───── Input material ─────

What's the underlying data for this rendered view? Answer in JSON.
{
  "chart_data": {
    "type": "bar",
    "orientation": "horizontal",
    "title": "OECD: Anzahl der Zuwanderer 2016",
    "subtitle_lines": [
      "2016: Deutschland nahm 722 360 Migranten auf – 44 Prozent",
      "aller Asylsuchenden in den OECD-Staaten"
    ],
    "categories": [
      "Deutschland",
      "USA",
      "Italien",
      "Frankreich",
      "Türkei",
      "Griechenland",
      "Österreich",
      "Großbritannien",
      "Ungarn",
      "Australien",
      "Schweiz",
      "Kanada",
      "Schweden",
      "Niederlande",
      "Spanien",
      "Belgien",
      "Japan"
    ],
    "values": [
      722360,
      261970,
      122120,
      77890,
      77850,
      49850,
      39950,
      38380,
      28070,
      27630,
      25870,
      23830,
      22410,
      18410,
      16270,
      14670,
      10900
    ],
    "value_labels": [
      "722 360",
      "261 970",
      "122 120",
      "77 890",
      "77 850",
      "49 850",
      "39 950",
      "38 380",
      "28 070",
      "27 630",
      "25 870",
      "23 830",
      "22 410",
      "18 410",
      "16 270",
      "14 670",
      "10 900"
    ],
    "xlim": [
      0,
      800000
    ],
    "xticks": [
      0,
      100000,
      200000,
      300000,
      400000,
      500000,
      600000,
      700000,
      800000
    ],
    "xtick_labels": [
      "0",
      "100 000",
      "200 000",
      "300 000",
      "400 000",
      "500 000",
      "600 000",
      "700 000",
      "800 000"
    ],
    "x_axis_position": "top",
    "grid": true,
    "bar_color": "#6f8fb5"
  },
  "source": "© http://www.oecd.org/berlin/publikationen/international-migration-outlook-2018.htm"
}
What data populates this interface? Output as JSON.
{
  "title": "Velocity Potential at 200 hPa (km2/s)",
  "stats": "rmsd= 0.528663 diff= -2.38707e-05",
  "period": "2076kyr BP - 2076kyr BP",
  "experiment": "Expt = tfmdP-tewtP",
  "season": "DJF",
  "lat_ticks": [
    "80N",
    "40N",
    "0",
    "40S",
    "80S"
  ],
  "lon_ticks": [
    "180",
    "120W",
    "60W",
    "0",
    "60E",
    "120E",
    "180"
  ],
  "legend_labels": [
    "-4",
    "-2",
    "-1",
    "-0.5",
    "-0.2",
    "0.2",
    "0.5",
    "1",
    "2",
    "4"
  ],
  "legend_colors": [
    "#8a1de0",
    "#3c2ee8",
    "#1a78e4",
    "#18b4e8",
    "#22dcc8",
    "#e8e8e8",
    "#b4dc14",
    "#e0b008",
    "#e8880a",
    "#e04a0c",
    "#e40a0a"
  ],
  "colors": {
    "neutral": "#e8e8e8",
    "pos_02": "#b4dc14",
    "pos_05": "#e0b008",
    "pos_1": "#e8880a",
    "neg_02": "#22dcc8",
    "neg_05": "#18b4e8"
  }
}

─────

▶ [Short problem]: Each line from the one containing "What data populates" to the end of the records should be echoed exactly, and no other line.

▶ [Problem solution]:
What data populates this interface? Output as JSON.
{
  "title": "Velocity Potential at 200 hPa (km2/s)",
  "stats": "rmsd= 0.528663 diff= -2.38707e-05",
  "period": "2076kyr BP - 2076kyr BP",
  "experiment": "Expt = tfmdP-tewtP",
  "season": "DJF",
  "lat_ticks": [
    "80N",
    "40N",
    "0",
    "40S",
    "80S"
  ],
  "lon_ticks": [
    "180",
    "120W",
    "60W",
    "0",
    "60E",
    "120E",
    "180"
  ],
  "legend_labels": [
    "-4",
    "-2",
    "-1",
    "-0.5",
    "-0.2",
    "0.2",
    "0.5",
    "1",
    "2",
    "4"
  ],
  "legend_colors": [
    "#8a1de0",
    "#3c2ee8",
    "#1a78e4",
    "#18b4e8",
    "#22dcc8",
    "#e8e8e8",
    "#b4dc14",
    "#e0b008",
    "#e8880a",
    "#e04a0c",
    "#e40a0a"
  ],
  "colors": {
    "neutral": "#e8e8e8",
    "pos_02": "#b4dc14",
    "pos_05": "#e0b008",
    "pos_1": "#e8880a",
    "neg_02": "#22dcc8",
    "neg_05": "#18b4e8"
  }
}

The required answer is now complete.